Unreal Engine 3 and willy waving



Mark Rein – Vice President, Epic

Notable amongst the delegates here at EIEF was a brash and outspoken Canadian going by the name of Mark Rein… He has to be one of the true characters of the games industry, speaking his mind, in the nicest way possible and pleasingly cutting through all the hype and bluff that you normally hear at these events. A busy and popular man, getting to meet him was a task in itself and only trapping him in a corner and throwing copies of Unreal 2 at him until he agreed to talk to us seemed to do the trick with Mark taking us on a tour of Unreal Engine 3.

The Unreal Engine 3 is the culmination of roughly three years of development work and is still evolving now. There’s always something to tweak or adjust, or a new feature to add in. But one of the tenets of UE3 is ease of use. Mark took us on a drive around a highly complex city, with detail everywhere. Cobbled streets, intricate brickwork, arches, gables… stone buffets, telegraph poles, flapping birds, lapping water… this city has it all and is rendered in fantastic detail. Flicking between the fully rendered version and wireframe, it soon becomes clear that the UE3 is doing something rather special to keep all this running at decent framerates.

Leaving his motor he’s been cruising around in, Mark takes us on a walk through a beautifully rendered subterranean hall, with every arch filled with hovering cubes, each displaying a different texture. And this is where he reveals the trickery behind the engine. Simply put, UE3 makes full use of Shader Model 3, allowing complex looking textures to be overlaid onto simple polygon shapes to give the illusion of complex 3D shapes when the reality is really a far simpler and less GPU intensive shape.

§ **Request**
Can you copy the whole Unreal Engine 3 article word for word? The records that come next stand apart from the Unreal Engine 3 article.

§ **Raw data**
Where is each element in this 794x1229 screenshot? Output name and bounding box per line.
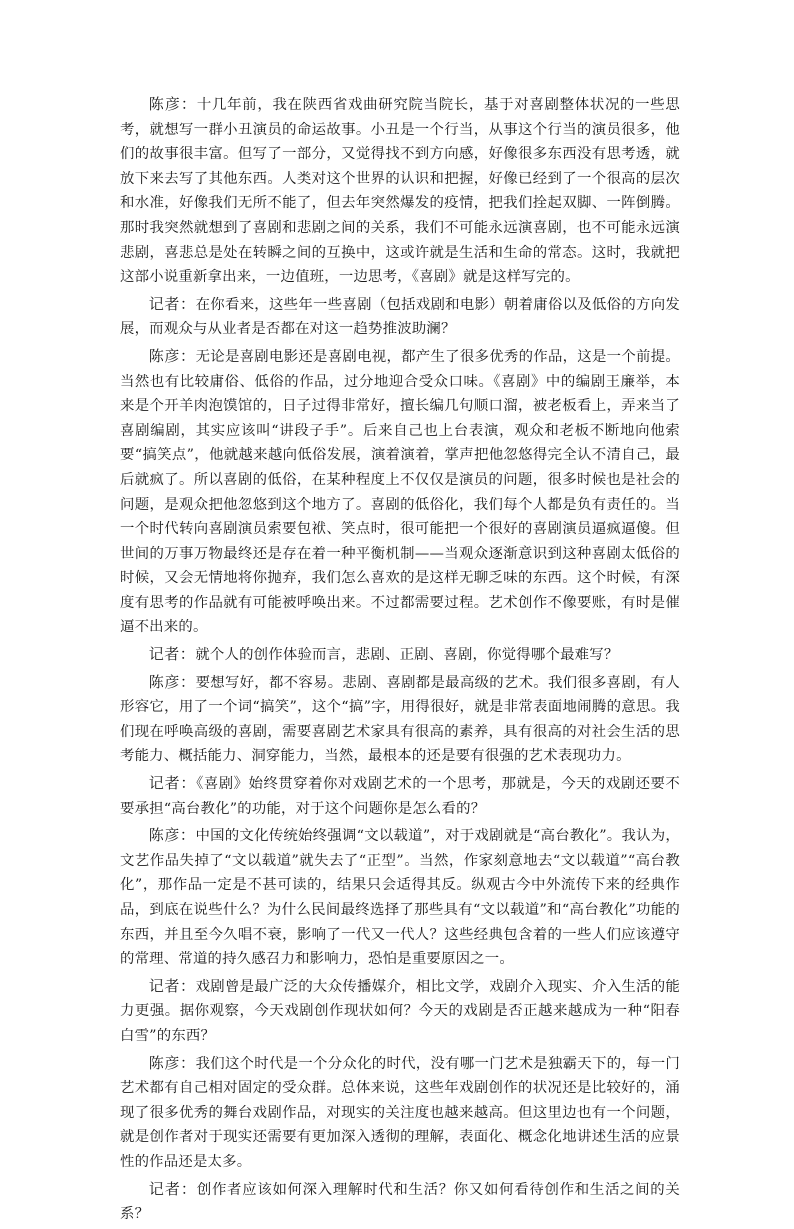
paragraph-3	[120, 344, 680, 640]
speaker-label: 记者：	[148, 645, 196, 664]
article-body	[120, 92, 680, 1229]
paragraph-9	[120, 1051, 680, 1175]
speaker-label: 陈彦：	[148, 1053, 196, 1072]
paragraph-2	[120, 292, 680, 342]
paragraph-text: 无论是喜剧电影还是喜剧电视，都产生了很多优秀的作品，这是一个前提。当然也有比较庸俗、低俗的作品，过分地迎合受众口味。《喜剧》中的编剧王廉举，本来是个开羊肉泡馍馆的，日子过得非常好，擅长编几句顺口溜，被老板看上，弄来当了喜剧编剧，其实应该叫“讲段子手”。后来自己也上台表演，观众和老板不断地向他索要“搞笑点”，他就越来越向低俗发展，演着演着，掌声把他忽悠得完全认不清自己，最后就疯了。所以喜剧的低俗，在某种程度上不仅仅是演员的问题，很多时候也是社会的问题，是观众把他忽悠到这个地方了。喜剧的低俗化，我们每个人都是负有责任的。当一个时代转向喜剧演员索要包袱、笑点时，很可能把一个很好的喜剧演员逼疯逼傻。但世间的万事万物最终还是存在着一种平衡机制——当观众逐渐意识到这种喜剧太低俗的时候，又会无情地将你抛弃，我们怎么喜欢的是这样无聊乏味的东西。这个时候，有深度有思考的作品就有可能被呼唤出来。不过都需要过程。艺术创作不像要账，有时是催逼不出来的。	[120, 348, 680, 636]
speaker-label: 记者：	[148, 774, 197, 793]
paragraph-4	[120, 642, 680, 668]
paragraph-text: 创作者应该如何深入理解时代和生活？你又如何看待创作和生活之间的关系？	[120, 1181, 680, 1223]
paragraph-text: 要想写好，都不容易。悲剧、喜剧都是最高级的艺术。我们很多喜剧，有人形容它，用了一个词“搞笑”，这个“搞”字，用得很好，就是非常表面地闹腾的意思。我们现在呼唤高级的喜剧，需要喜剧艺术家具有很高的素养，具有很高的对社会生活的思考能力、概括能力、洞穿能力，当然，最根本的还是要有很强的艺术表现功力。	[120, 674, 680, 765]
paragraph-text: 戏剧曾是最广泛的大众传播媒介，相比文学，戏剧介入现实、介入生活的能力更强。据你观察，今天戏剧创作现状如何？今天的戏剧是否正越来越成为一种“阳春白雪”的东西？	[120, 978, 680, 1044]
paragraph-7	[120, 823, 680, 972]
paragraph-text: 中国的文化传统始终强调“文以载道”，对于戏剧就是“高台教化”。我认为，文艺作品失掉了“文以载道”就失去了“正型”。当然，作家刻意地去“文以载道”“高台教化”，那作品一定是不甚可读的，结果只会适得其反。纵观古今中外流传下来的经典作品，到底在说些什么？为什么民间最终选择了那些具有“文以载道”和“高台教化”功能的东西，并且至今久唱不衰，影响了一代又一代人？这些经典包含着的一些人们应该遵守的常理、常道的持久感召力和影响力，恐怕是重要原因之一。	[120, 828, 680, 968]
speaker-label: 陈彦：	[148, 95, 197, 113]
paragraph-10	[120, 1177, 680, 1227]
paragraph-text: 我们这个时代是一个分众化的时代，没有哪一门艺术是独霸天下的，每一门艺术都有自己相对固定的受众群。总体来说，这些年戏剧创作的状况还是比较好的，涌现了很多优秀的舞台戏剧作品，对现实的关注度也越来越高。但这里边也有一个问题，就是创作者对于现实还需要有更加深入透彻的理解，表面化、概念化地讲述生活的应景性的作品还是太多。	[120, 1055, 680, 1170]
paragraph-8	[120, 974, 680, 1049]
speaker-label: 记者：	[148, 294, 196, 313]
speaker-label: 记者：	[148, 976, 196, 995]
paragraph-6	[120, 771, 680, 821]
speaker-label: 记者：	[148, 1179, 197, 1198]
speaker-label: 陈彦：	[148, 672, 196, 691]
paragraph-1	[120, 92, 680, 290]
paragraph-text: 在你看来，这些年一些喜剧（包括戏剧和电影）朝着庸俗以及低俗的方向发展，而观众与从业者是否都在对这一趋势推波助澜？	[120, 296, 680, 338]
paragraph-text: 就个人的创作体验而言，悲剧、正剧、喜剧，你觉得哪个最难写？	[195, 647, 619, 664]
paragraph-text: 十几年前，我在陕西省戏曲研究院当院长，基于对喜剧整体状况的一些思考，就想写一群小丑演员的命运故事。小丑是一个行当，从事这个行当的演员很多，他们的故事很丰富。但写了一部分，又觉得找不到方向感，好像很多东西没有思考透，就放下来去写了其他东西。人类对这个世界的认识和把握，好像已经到了一个很高的层次和水准，好像我们无所不能了，但去年突然爆发的疫情，把我们拴起双脚、一阵倒腾。那时我突然就想到了喜剧和悲剧之间的关系，我们不可能永远演喜剧，也不可能永远演悲剧，喜悲总是处在转瞬之间的互换中，这或许就是生活和生命的常态。这时，我就把这部小说重新拿出来，一边值班，一边思考，《喜剧》就是这样写完的。	[120, 97, 680, 286]
speaker-label: 陈彦：	[148, 826, 196, 845]
speaker-label: 陈彦：	[148, 346, 196, 365]
paragraph-5	[120, 670, 680, 769]
paragraph-text: 《喜剧》始终贯穿着你对戏剧艺术的一个思考，那就是，今天的戏剧还要不要承担“高台教化”的功能，对于这个问题你是怎么看的？	[120, 776, 680, 817]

§ **Answer to the problem**
Unreal Engine 3 and willy waving



Mark Rein – Vice President, Epic

Notable amongst the delegates here at EIEF was a brash and outspoken Canadian going by the name of Mark Rein… He has to be one of the true characters of the games industry, speaking his mind, in the nicest way possible and pleasingly cutting through all the hype and bluff that you normally hear at these events. A busy and popular man, getting to meet him was a task in itself and only trapping him in a corner and throwing copies of Unreal 2 at him until he agreed to talk to us seemed to do the trick with Mark taking us on a tour of Unreal Engine 3.

The Unreal Engine 3 is the culmination of roughly three years of development work and is still evolving now. There’s always something to tweak or adjust, or a new feature to add in. But one of the tenets of UE3 is ease of use. Mark took us on a drive around a highly complex city, with detail everywhere. Cobbled streets, intricate brickwork, arches, gables… stone buffets, telegraph poles, flapping birds, lapping water… this city has it all and is rendered in fantastic detail. Flicking between the fully rendered version and wireframe, it soon becomes clear that the UE3 is doing something rather special to keep all this running at decent framerates.

Leaving his motor he’s been cruising around in, Mark takes us on a walk through a beautifully rendered subterranean hall, with every arch filled with hovering cubes, each displaying a different texture. And this is where he reveals the trickery behind the engine. Simply put, UE3 makes full use of Shader Model 3, allowing complex looking textures to be overlaid onto simple polygon shapes to give the illusion of complex 3D shapes when the reality is really a far simpler and less GPU intensive shape.